| Short problem |
Write the entries out again exactly as they stand, but without the pictures.

Dataset rows about figures:

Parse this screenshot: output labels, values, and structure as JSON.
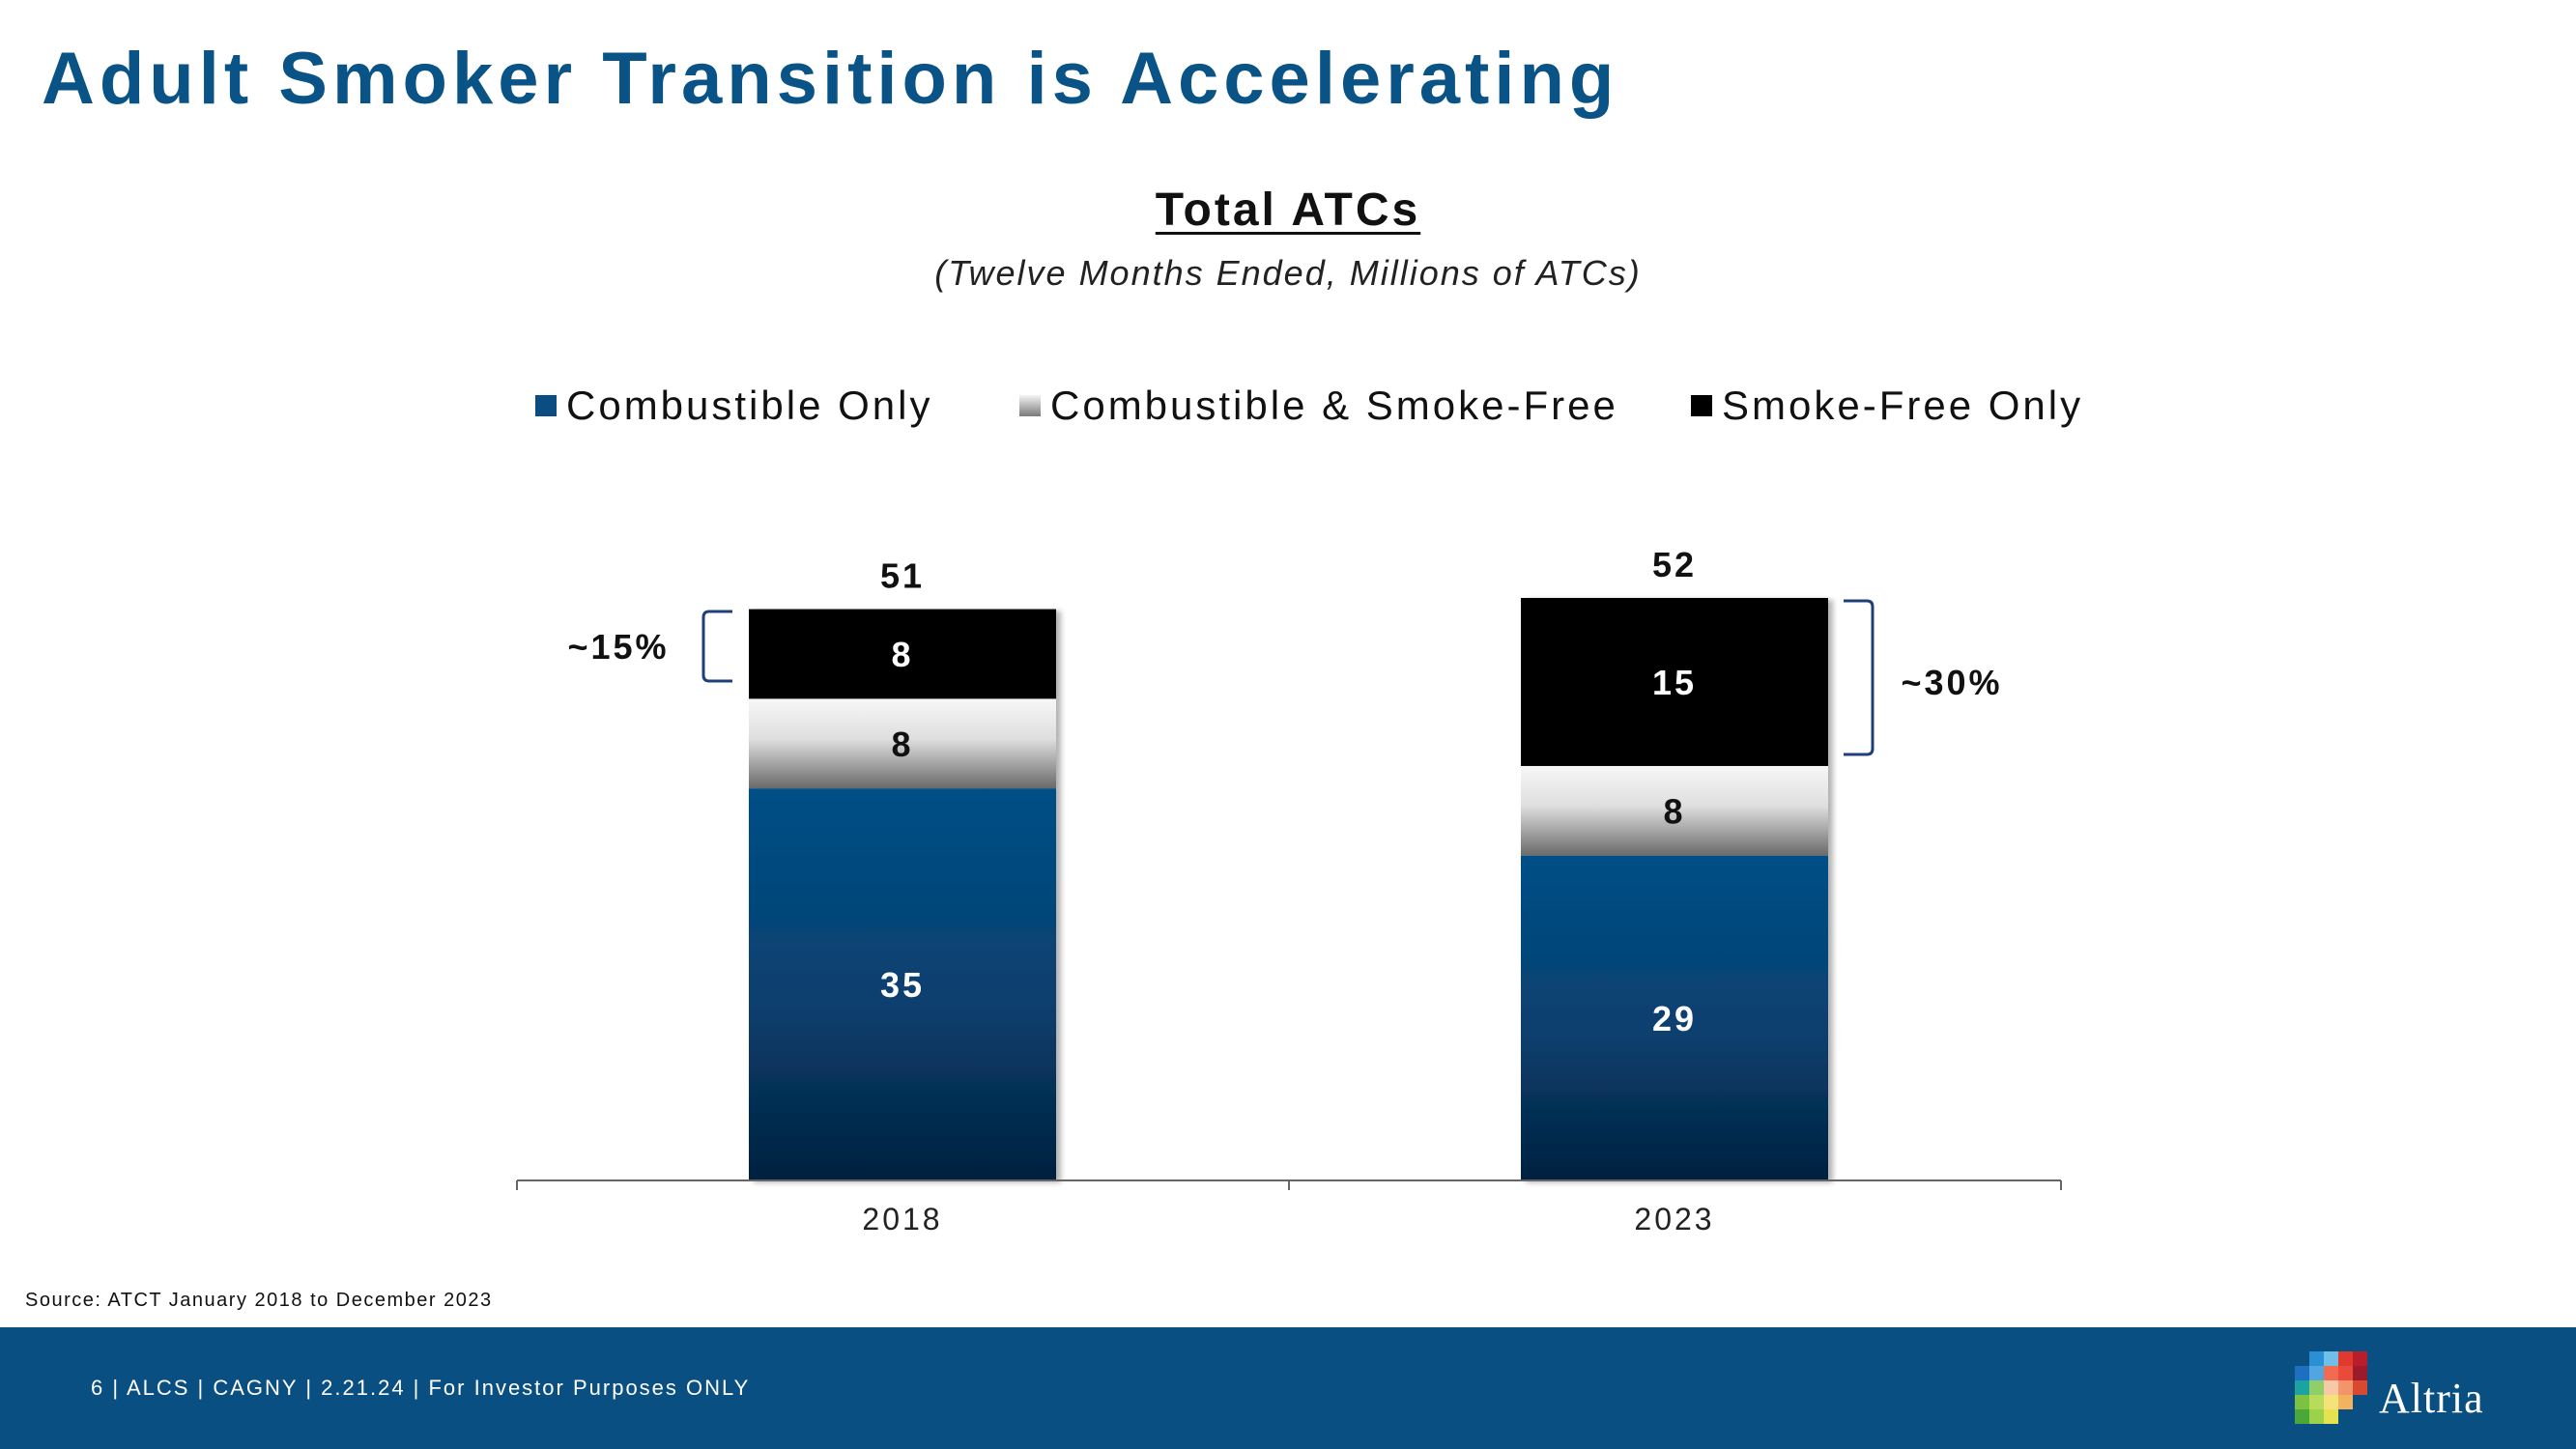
{
  "slide": {
    "title": "Adult Smoker Transition is Accelerating",
    "source": "Source: ATCT January 2018 to December 2023",
    "footer": "6 | ALCS | CAGNY | 2.21.24 | For Investor Purposes ONLY",
    "logo_text": "Altria"
  },
  "chart_data": {
    "type": "bar",
    "stacked": true,
    "title": "Total ATCs",
    "subtitle": "(Twelve Months Ended, Millions of ATCs)",
    "categories": [
      "2018",
      "2023"
    ],
    "series": [
      {
        "name": "Combustible Only",
        "values": [
          35,
          29
        ],
        "color": "#0b4d80"
      },
      {
        "name": "Combustible & Smoke-Free",
        "values": [
          8,
          8
        ],
        "color": "#b0b0b0"
      },
      {
        "name": "Smoke-Free Only",
        "values": [
          8,
          15
        ],
        "color": "#000000"
      }
    ],
    "totals": [
      "51",
      "52"
    ],
    "annotations": [
      "~15%",
      "~30%"
    ],
    "ylim": [
      0,
      52
    ],
    "legend_position": "top",
    "grid": false
  },
  "colors": {
    "title": "#0a5386",
    "footer_bg": "#0a4f82",
    "combustible": "#0b4d80",
    "smoke_free": "#000000",
    "bracket": "#1f3f7a"
  }
}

| Output of the exercise |
Parse this screenshot: output labels, values, and structure as JSON.
{
  "slide": {
    "title": "Adult Smoker Transition is Accelerating",
    "source": "Source: ATCT January 2018 to December 2023",
    "footer": "6 | ALCS | CAGNY | 2.21.24 | For Investor Purposes ONLY",
    "logo_text": "Altria"
  },
  "chart_data": {
    "type": "bar",
    "stacked": true,
    "title": "Total ATCs",
    "subtitle": "(Twelve Months Ended, Millions of ATCs)",
    "categories": [
      "2018",
      "2023"
    ],
    "series": [
      {
        "name": "Combustible Only",
        "values": [
          35,
          29
        ],
        "color": "#0b4d80"
      },
      {
        "name": "Combustible & Smoke-Free",
        "values": [
          8,
          8
        ],
        "color": "#b0b0b0"
      },
      {
        "name": "Smoke-Free Only",
        "values": [
          8,
          15
        ],
        "color": "#000000"
      }
    ],
    "totals": [
      "51",
      "52"
    ],
    "annotations": [
      "~15%",
      "~30%"
    ],
    "ylim": [
      0,
      52
    ],
    "legend_position": "top",
    "grid": false
  },
  "colors": {
    "title": "#0a5386",
    "footer_bg": "#0a4f82",
    "combustible": "#0b4d80",
    "smoke_free": "#000000",
    "bracket": "#1f3f7a"
  }
}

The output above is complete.